§ **Required work**: Write the entries out again exactly as they stand, but without the pictures.

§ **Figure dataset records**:

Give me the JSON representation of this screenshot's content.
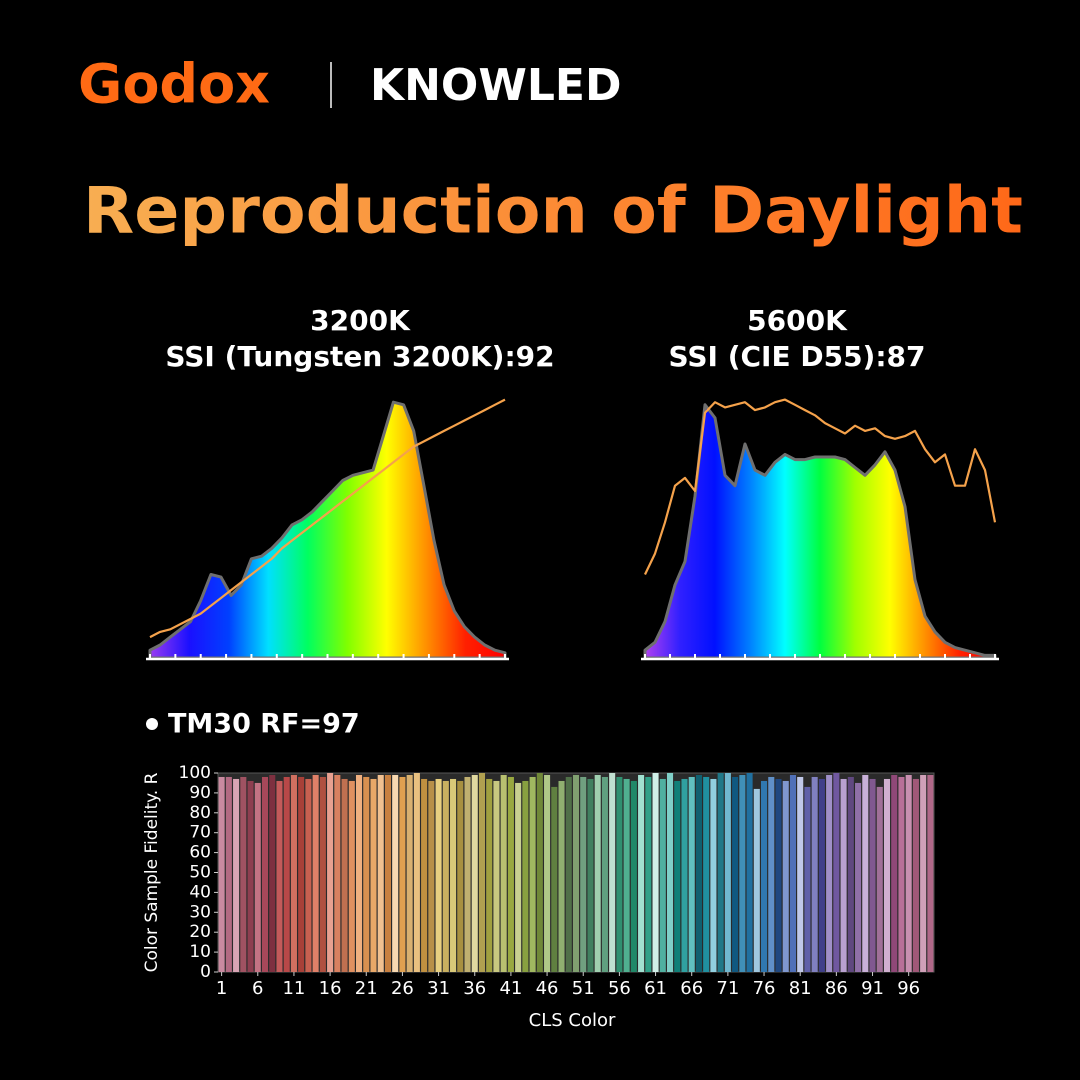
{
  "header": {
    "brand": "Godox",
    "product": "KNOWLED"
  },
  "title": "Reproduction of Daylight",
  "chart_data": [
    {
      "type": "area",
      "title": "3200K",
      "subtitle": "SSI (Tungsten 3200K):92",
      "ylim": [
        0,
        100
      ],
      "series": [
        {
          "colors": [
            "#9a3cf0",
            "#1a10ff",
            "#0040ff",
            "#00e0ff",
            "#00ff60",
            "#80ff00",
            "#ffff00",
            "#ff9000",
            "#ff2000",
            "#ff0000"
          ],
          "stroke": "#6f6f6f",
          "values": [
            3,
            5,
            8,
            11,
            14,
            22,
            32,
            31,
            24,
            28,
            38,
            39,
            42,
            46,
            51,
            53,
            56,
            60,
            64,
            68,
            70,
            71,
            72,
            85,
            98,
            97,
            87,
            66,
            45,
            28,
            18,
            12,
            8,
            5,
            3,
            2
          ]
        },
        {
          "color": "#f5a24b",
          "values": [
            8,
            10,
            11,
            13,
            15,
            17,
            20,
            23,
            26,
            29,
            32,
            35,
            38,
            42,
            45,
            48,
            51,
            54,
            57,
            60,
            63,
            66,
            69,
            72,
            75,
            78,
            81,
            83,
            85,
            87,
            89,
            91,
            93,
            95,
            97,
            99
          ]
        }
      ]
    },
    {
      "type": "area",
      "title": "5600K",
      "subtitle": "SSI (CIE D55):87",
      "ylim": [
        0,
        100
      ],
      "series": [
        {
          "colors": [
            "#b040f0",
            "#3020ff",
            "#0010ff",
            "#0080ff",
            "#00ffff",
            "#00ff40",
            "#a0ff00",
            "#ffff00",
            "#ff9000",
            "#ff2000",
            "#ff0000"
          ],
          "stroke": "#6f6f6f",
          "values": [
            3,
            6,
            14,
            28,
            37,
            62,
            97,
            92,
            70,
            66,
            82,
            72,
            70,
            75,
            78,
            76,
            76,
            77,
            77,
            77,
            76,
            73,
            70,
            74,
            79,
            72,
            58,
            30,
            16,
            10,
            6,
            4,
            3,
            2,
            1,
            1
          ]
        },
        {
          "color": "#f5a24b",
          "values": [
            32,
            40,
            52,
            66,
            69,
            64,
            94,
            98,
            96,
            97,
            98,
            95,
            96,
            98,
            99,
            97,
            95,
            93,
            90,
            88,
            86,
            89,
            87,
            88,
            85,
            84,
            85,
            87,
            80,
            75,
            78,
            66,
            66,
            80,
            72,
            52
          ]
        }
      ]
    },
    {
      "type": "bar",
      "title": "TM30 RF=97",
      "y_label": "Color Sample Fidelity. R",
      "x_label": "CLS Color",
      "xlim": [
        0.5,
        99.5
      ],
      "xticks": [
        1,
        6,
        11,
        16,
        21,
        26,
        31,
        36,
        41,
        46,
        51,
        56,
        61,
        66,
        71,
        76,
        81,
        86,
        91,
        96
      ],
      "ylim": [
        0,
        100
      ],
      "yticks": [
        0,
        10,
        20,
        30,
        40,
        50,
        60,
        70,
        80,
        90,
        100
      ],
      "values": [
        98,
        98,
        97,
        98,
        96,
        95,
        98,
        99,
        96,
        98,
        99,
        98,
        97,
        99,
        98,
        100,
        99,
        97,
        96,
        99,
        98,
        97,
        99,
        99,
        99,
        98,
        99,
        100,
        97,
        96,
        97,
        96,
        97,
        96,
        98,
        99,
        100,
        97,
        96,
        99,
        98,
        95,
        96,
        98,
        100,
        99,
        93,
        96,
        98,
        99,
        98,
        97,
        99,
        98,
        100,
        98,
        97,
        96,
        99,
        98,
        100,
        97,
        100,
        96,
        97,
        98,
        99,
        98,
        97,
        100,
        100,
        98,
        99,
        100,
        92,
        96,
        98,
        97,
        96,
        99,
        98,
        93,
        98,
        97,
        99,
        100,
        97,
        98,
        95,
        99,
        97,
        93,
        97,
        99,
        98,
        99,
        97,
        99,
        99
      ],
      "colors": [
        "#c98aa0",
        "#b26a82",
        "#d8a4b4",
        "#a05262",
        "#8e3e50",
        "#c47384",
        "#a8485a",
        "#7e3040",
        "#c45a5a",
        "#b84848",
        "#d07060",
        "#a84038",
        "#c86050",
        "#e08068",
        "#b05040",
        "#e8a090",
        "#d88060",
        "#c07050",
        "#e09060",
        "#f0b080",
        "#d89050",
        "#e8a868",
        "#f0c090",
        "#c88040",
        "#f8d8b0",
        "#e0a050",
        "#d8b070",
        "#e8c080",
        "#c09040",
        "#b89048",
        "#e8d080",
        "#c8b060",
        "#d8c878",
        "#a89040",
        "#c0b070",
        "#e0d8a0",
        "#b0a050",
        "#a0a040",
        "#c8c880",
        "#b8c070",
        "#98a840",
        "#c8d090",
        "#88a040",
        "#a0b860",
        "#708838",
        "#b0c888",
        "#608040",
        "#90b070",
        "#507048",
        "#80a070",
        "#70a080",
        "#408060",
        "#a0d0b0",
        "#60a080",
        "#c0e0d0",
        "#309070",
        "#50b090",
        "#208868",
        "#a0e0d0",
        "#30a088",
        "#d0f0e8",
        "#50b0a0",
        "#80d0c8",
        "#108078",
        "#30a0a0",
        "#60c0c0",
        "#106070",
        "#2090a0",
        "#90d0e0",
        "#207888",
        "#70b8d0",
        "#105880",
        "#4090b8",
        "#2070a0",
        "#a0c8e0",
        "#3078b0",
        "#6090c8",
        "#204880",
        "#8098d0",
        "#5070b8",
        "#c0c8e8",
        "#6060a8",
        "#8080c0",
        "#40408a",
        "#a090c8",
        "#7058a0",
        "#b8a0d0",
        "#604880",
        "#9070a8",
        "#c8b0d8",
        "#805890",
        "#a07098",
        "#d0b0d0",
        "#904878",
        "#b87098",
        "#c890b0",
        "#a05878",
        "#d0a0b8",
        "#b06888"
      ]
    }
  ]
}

§ **Solution for this task**:
Give me the JSON representation of this screenshot's content.
{
  "header": {
    "brand": "Godox",
    "product": "KNOWLED"
  },
  "title": "Reproduction of Daylight",
  "chart_data": [
    {
      "type": "area",
      "title": "3200K",
      "subtitle": "SSI (Tungsten 3200K):92",
      "ylim": [
        0,
        100
      ],
      "series": [
        {
          "colors": [
            "#9a3cf0",
            "#1a10ff",
            "#0040ff",
            "#00e0ff",
            "#00ff60",
            "#80ff00",
            "#ffff00",
            "#ff9000",
            "#ff2000",
            "#ff0000"
          ],
          "stroke": "#6f6f6f",
          "values": [
            3,
            5,
            8,
            11,
            14,
            22,
            32,
            31,
            24,
            28,
            38,
            39,
            42,
            46,
            51,
            53,
            56,
            60,
            64,
            68,
            70,
            71,
            72,
            85,
            98,
            97,
            87,
            66,
            45,
            28,
            18,
            12,
            8,
            5,
            3,
            2
          ]
        },
        {
          "color": "#f5a24b",
          "values": [
            8,
            10,
            11,
            13,
            15,
            17,
            20,
            23,
            26,
            29,
            32,
            35,
            38,
            42,
            45,
            48,
            51,
            54,
            57,
            60,
            63,
            66,
            69,
            72,
            75,
            78,
            81,
            83,
            85,
            87,
            89,
            91,
            93,
            95,
            97,
            99
          ]
        }
      ]
    },
    {
      "type": "area",
      "title": "5600K",
      "subtitle": "SSI (CIE D55):87",
      "ylim": [
        0,
        100
      ],
      "series": [
        {
          "colors": [
            "#b040f0",
            "#3020ff",
            "#0010ff",
            "#0080ff",
            "#00ffff",
            "#00ff40",
            "#a0ff00",
            "#ffff00",
            "#ff9000",
            "#ff2000",
            "#ff0000"
          ],
          "stroke": "#6f6f6f",
          "values": [
            3,
            6,
            14,
            28,
            37,
            62,
            97,
            92,
            70,
            66,
            82,
            72,
            70,
            75,
            78,
            76,
            76,
            77,
            77,
            77,
            76,
            73,
            70,
            74,
            79,
            72,
            58,
            30,
            16,
            10,
            6,
            4,
            3,
            2,
            1,
            1
          ]
        },
        {
          "color": "#f5a24b",
          "values": [
            32,
            40,
            52,
            66,
            69,
            64,
            94,
            98,
            96,
            97,
            98,
            95,
            96,
            98,
            99,
            97,
            95,
            93,
            90,
            88,
            86,
            89,
            87,
            88,
            85,
            84,
            85,
            87,
            80,
            75,
            78,
            66,
            66,
            80,
            72,
            52
          ]
        }
      ]
    },
    {
      "type": "bar",
      "title": "TM30 RF=97",
      "y_label": "Color Sample Fidelity. R",
      "x_label": "CLS Color",
      "xlim": [
        0.5,
        99.5
      ],
      "xticks": [
        1,
        6,
        11,
        16,
        21,
        26,
        31,
        36,
        41,
        46,
        51,
        56,
        61,
        66,
        71,
        76,
        81,
        86,
        91,
        96
      ],
      "ylim": [
        0,
        100
      ],
      "yticks": [
        0,
        10,
        20,
        30,
        40,
        50,
        60,
        70,
        80,
        90,
        100
      ],
      "values": [
        98,
        98,
        97,
        98,
        96,
        95,
        98,
        99,
        96,
        98,
        99,
        98,
        97,
        99,
        98,
        100,
        99,
        97,
        96,
        99,
        98,
        97,
        99,
        99,
        99,
        98,
        99,
        100,
        97,
        96,
        97,
        96,
        97,
        96,
        98,
        99,
        100,
        97,
        96,
        99,
        98,
        95,
        96,
        98,
        100,
        99,
        93,
        96,
        98,
        99,
        98,
        97,
        99,
        98,
        100,
        98,
        97,
        96,
        99,
        98,
        100,
        97,
        100,
        96,
        97,
        98,
        99,
        98,
        97,
        100,
        100,
        98,
        99,
        100,
        92,
        96,
        98,
        97,
        96,
        99,
        98,
        93,
        98,
        97,
        99,
        100,
        97,
        98,
        95,
        99,
        97,
        93,
        97,
        99,
        98,
        99,
        97,
        99,
        99
      ],
      "colors": [
        "#c98aa0",
        "#b26a82",
        "#d8a4b4",
        "#a05262",
        "#8e3e50",
        "#c47384",
        "#a8485a",
        "#7e3040",
        "#c45a5a",
        "#b84848",
        "#d07060",
        "#a84038",
        "#c86050",
        "#e08068",
        "#b05040",
        "#e8a090",
        "#d88060",
        "#c07050",
        "#e09060",
        "#f0b080",
        "#d89050",
        "#e8a868",
        "#f0c090",
        "#c88040",
        "#f8d8b0",
        "#e0a050",
        "#d8b070",
        "#e8c080",
        "#c09040",
        "#b89048",
        "#e8d080",
        "#c8b060",
        "#d8c878",
        "#a89040",
        "#c0b070",
        "#e0d8a0",
        "#b0a050",
        "#a0a040",
        "#c8c880",
        "#b8c070",
        "#98a840",
        "#c8d090",
        "#88a040",
        "#a0b860",
        "#708838",
        "#b0c888",
        "#608040",
        "#90b070",
        "#507048",
        "#80a070",
        "#70a080",
        "#408060",
        "#a0d0b0",
        "#60a080",
        "#c0e0d0",
        "#309070",
        "#50b090",
        "#208868",
        "#a0e0d0",
        "#30a088",
        "#d0f0e8",
        "#50b0a0",
        "#80d0c8",
        "#108078",
        "#30a0a0",
        "#60c0c0",
        "#106070",
        "#2090a0",
        "#90d0e0",
        "#207888",
        "#70b8d0",
        "#105880",
        "#4090b8",
        "#2070a0",
        "#a0c8e0",
        "#3078b0",
        "#6090c8",
        "#204880",
        "#8098d0",
        "#5070b8",
        "#c0c8e8",
        "#6060a8",
        "#8080c0",
        "#40408a",
        "#a090c8",
        "#7058a0",
        "#b8a0d0",
        "#604880",
        "#9070a8",
        "#c8b0d8",
        "#805890",
        "#a07098",
        "#d0b0d0",
        "#904878",
        "#b87098",
        "#c890b0",
        "#a05878",
        "#d0a0b8",
        "#b06888"
      ]
    }
  ]
}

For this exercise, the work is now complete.